■ LISTED RECORDS ■
* Start *
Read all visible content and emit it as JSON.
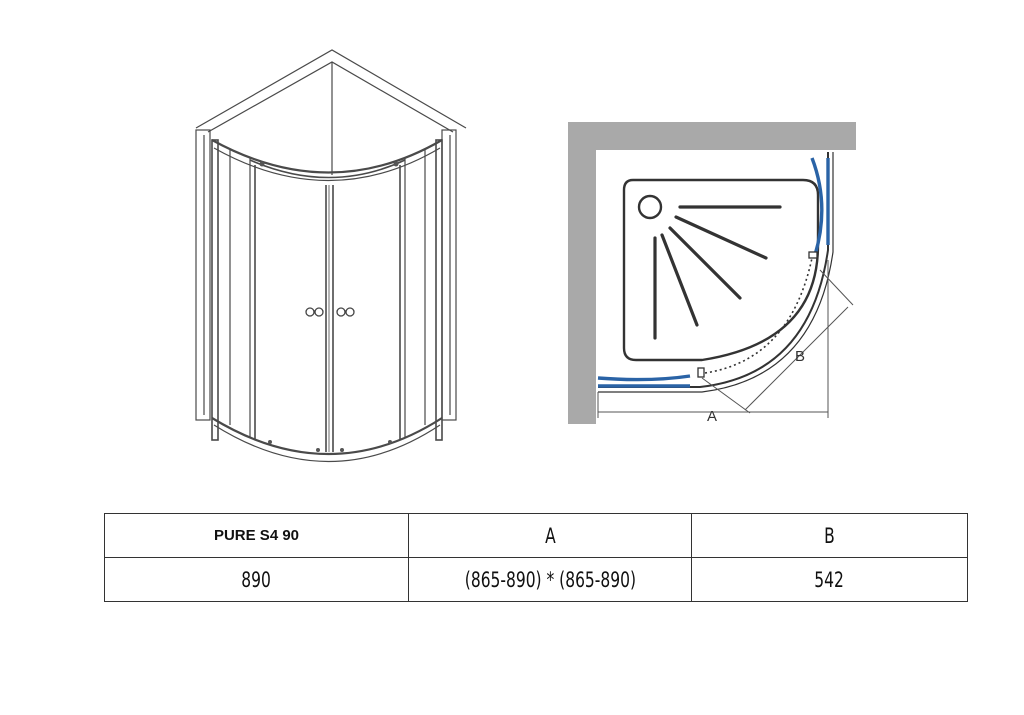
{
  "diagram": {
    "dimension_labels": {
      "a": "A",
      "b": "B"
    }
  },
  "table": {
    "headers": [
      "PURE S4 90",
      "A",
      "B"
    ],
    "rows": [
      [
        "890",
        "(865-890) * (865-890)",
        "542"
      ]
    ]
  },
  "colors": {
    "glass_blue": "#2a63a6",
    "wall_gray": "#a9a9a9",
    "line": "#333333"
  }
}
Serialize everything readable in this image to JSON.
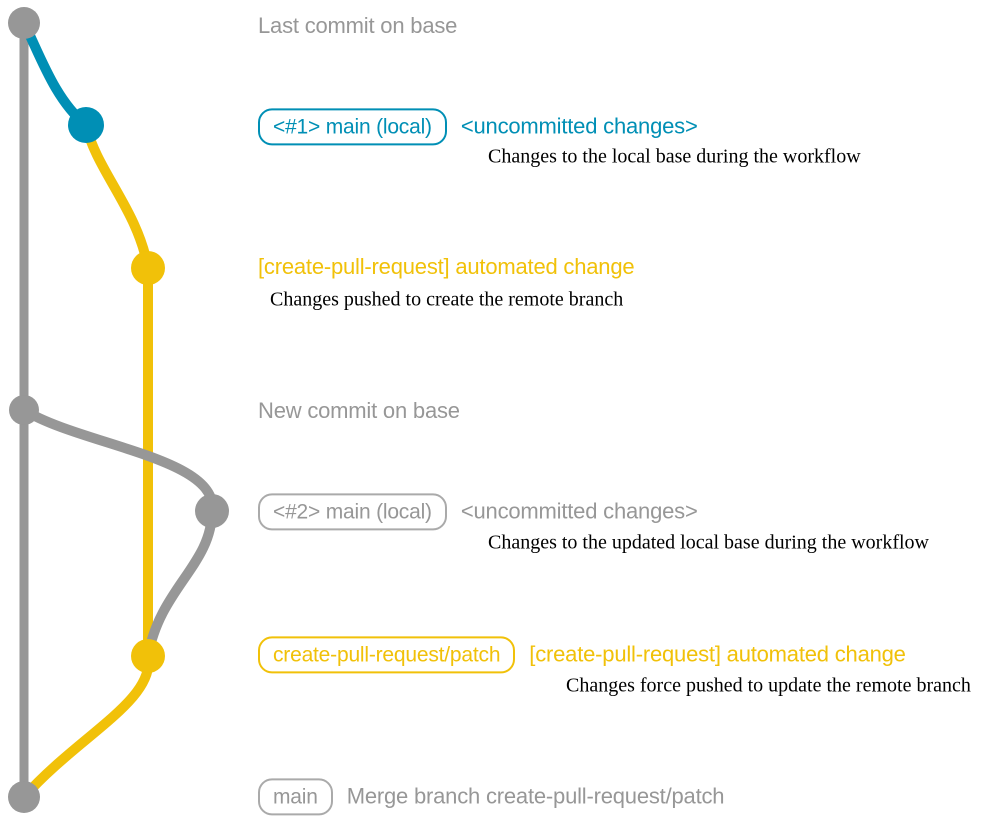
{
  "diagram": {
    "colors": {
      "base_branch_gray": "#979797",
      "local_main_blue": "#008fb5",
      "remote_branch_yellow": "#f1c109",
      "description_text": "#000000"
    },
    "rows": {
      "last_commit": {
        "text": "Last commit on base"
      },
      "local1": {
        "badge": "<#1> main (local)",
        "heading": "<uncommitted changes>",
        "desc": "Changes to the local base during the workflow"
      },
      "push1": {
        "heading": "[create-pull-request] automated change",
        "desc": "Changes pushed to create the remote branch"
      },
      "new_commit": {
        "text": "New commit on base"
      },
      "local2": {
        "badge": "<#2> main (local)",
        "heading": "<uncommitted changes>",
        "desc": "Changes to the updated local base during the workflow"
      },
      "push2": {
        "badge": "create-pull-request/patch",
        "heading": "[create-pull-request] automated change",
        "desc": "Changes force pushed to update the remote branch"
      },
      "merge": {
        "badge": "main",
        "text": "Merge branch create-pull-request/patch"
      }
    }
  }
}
* End *
■ INSTRUCTIONS FOR THE TASK ■
Go through the listing above and work out how many lines contain the string "pull". Reply with the number alone.

■ EXERCISE OUTPUT ■
4